--- begin ---

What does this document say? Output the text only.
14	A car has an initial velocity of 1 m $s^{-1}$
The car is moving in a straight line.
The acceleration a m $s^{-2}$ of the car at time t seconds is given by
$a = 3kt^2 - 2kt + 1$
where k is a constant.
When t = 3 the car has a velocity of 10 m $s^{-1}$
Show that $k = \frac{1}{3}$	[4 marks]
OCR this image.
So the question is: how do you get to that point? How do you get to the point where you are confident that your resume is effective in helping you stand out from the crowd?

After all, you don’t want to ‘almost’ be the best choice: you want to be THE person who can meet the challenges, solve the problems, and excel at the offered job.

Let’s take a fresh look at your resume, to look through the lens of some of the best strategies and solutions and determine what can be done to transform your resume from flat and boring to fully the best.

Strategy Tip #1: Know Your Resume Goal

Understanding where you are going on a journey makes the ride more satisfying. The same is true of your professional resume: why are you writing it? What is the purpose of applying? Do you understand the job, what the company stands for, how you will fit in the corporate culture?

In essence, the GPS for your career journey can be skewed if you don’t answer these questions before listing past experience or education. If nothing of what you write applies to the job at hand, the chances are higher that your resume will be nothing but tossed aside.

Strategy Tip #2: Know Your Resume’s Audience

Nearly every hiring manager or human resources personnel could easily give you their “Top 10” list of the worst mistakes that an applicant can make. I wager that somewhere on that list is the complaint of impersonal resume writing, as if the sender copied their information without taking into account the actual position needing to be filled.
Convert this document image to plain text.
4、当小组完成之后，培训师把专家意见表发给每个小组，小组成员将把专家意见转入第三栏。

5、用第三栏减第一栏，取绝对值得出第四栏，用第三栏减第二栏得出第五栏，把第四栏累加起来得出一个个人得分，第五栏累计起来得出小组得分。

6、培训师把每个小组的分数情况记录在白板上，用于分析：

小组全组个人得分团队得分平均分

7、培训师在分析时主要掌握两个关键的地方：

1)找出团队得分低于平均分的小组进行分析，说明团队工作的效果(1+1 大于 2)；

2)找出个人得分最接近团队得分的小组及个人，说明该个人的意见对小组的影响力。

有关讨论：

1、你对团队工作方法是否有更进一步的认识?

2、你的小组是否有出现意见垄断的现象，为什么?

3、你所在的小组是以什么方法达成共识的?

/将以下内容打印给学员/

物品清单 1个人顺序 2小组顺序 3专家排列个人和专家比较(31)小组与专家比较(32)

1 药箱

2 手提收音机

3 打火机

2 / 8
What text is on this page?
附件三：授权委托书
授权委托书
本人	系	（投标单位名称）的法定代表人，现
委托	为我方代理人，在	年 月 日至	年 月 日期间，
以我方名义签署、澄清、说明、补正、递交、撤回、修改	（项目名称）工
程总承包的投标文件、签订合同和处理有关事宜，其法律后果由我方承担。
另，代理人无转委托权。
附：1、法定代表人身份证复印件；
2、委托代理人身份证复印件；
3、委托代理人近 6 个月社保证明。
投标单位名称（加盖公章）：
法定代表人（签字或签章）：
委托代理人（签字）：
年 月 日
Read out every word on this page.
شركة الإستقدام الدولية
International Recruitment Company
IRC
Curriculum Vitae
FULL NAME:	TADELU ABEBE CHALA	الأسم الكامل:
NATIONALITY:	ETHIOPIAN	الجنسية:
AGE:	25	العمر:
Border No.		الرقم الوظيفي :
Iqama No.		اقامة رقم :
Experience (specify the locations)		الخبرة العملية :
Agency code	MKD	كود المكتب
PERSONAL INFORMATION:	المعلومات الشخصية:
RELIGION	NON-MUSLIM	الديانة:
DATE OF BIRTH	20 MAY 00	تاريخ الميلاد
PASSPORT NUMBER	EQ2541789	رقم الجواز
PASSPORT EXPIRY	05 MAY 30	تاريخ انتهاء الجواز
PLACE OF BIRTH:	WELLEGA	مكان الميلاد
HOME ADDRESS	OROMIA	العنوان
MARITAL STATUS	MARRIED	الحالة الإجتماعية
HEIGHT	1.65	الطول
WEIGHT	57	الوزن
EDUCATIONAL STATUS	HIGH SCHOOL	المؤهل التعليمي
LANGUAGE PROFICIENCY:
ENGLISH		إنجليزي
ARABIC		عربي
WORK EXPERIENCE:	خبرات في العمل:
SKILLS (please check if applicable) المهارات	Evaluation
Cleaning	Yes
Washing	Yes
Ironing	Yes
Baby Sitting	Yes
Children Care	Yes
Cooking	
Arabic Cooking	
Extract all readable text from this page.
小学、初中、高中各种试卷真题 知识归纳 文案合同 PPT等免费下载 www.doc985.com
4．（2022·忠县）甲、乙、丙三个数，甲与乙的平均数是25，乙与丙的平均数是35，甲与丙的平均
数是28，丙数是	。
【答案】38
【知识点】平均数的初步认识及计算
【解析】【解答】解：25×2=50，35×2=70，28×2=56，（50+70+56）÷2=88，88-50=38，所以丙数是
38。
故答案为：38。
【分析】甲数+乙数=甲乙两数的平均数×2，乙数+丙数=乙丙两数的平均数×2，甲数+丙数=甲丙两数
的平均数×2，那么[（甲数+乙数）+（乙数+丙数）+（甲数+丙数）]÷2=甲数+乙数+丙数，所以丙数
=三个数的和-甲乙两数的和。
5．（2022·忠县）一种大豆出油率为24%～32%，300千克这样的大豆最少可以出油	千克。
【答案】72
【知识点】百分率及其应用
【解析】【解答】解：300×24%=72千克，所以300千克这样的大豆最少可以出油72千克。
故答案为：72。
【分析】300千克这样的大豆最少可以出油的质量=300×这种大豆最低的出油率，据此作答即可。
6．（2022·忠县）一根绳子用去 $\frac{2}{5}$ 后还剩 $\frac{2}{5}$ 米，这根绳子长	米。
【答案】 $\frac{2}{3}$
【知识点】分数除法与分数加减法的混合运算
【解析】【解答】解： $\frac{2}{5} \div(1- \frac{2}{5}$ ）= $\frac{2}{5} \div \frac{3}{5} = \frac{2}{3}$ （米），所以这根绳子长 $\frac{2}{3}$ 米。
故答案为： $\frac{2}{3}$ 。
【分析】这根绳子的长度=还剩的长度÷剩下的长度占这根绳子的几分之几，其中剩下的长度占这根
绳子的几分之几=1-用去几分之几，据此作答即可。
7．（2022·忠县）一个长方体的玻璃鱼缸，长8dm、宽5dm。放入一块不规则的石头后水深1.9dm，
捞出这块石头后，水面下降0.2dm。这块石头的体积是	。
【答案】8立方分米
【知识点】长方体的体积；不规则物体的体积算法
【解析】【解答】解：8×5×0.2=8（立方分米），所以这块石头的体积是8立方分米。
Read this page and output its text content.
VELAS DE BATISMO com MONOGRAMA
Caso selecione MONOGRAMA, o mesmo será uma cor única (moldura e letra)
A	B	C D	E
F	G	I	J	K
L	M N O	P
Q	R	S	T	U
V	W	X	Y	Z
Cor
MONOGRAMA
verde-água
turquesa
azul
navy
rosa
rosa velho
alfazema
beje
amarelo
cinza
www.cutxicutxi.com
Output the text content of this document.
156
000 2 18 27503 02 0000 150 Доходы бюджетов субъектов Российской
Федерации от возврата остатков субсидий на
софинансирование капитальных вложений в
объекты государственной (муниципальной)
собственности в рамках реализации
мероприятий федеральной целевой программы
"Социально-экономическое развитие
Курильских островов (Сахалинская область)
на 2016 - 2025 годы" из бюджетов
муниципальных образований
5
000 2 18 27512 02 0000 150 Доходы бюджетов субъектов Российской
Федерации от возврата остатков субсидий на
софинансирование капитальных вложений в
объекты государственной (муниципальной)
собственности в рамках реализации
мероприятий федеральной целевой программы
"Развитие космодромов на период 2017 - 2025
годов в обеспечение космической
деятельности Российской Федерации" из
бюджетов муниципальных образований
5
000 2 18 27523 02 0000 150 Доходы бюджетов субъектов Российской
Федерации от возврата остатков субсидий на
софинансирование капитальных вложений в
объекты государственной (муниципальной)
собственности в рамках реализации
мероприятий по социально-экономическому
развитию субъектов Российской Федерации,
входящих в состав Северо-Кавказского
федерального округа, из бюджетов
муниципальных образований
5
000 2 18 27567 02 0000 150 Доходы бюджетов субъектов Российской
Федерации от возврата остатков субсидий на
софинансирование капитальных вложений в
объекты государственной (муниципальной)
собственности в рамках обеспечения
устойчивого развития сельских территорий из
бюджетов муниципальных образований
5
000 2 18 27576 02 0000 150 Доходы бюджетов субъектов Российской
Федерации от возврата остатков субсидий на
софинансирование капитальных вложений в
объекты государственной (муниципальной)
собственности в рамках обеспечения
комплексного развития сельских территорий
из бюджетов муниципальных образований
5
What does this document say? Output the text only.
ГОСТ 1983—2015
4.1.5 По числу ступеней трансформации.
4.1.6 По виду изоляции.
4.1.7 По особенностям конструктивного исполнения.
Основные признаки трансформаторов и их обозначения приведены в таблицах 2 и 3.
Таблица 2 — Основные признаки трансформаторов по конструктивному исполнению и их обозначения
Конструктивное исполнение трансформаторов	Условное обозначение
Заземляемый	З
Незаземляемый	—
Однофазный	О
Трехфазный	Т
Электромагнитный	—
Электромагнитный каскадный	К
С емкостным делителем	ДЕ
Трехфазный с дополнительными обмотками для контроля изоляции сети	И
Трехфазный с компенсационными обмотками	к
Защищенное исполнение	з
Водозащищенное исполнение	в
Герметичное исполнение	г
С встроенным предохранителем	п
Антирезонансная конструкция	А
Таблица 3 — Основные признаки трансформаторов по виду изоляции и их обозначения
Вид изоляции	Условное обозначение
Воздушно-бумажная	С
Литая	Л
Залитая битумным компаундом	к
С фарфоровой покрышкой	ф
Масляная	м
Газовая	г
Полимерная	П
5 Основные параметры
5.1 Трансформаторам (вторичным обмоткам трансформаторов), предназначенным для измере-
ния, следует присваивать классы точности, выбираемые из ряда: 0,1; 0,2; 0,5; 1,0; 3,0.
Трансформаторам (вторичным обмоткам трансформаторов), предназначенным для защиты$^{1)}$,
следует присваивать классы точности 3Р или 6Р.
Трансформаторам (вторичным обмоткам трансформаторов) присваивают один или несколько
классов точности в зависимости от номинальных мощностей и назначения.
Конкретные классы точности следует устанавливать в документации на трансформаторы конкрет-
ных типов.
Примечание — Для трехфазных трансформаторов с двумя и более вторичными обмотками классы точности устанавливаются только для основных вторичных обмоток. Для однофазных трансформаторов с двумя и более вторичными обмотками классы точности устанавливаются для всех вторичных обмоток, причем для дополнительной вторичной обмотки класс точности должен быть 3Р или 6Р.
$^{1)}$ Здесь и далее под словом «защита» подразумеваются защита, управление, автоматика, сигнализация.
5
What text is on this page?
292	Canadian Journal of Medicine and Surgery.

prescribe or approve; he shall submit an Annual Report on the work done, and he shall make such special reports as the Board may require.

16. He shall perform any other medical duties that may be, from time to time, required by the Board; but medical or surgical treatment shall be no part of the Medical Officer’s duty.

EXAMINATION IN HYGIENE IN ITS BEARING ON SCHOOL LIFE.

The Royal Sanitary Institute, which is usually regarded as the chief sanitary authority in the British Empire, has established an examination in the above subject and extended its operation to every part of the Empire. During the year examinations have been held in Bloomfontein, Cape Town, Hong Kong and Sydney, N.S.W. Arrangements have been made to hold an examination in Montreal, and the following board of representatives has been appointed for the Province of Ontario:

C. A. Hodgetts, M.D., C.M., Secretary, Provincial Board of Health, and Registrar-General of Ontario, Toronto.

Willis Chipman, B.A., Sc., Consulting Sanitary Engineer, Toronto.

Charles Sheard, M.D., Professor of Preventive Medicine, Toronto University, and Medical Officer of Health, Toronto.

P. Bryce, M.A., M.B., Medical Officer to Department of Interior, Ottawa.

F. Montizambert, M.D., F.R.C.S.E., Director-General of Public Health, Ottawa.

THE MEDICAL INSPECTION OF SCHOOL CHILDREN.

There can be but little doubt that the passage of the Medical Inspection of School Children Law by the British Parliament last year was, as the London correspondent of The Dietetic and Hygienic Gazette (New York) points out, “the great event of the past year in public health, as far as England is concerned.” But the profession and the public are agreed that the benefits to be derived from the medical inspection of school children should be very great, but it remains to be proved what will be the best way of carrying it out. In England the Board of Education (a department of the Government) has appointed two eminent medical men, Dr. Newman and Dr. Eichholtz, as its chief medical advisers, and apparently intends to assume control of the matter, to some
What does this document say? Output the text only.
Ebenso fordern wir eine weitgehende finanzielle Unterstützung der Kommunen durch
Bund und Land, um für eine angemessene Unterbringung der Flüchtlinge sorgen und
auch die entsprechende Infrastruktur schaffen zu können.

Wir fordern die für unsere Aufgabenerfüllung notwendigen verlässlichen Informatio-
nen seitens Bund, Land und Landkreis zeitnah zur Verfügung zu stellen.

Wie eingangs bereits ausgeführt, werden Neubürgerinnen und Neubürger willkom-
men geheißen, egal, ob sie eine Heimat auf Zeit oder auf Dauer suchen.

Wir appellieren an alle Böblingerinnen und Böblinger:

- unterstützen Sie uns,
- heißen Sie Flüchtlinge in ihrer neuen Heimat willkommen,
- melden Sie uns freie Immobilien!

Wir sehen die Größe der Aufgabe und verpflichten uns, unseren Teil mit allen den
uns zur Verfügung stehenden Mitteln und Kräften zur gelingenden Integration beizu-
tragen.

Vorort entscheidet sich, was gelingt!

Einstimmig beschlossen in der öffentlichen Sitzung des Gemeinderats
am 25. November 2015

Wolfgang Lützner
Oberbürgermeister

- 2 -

--- end ---

- _WHAT YOU WILL DO_
Write out every line of the data that holds the word "据此作答即可".

- _ANSWER FOR THIS EXERCISE_
【分析】300千克这样的大豆最少可以出油的质量=300×这种大豆最低的出油率，据此作答即可。
绳子的几分之几=1-用去几分之几，据此作答即可。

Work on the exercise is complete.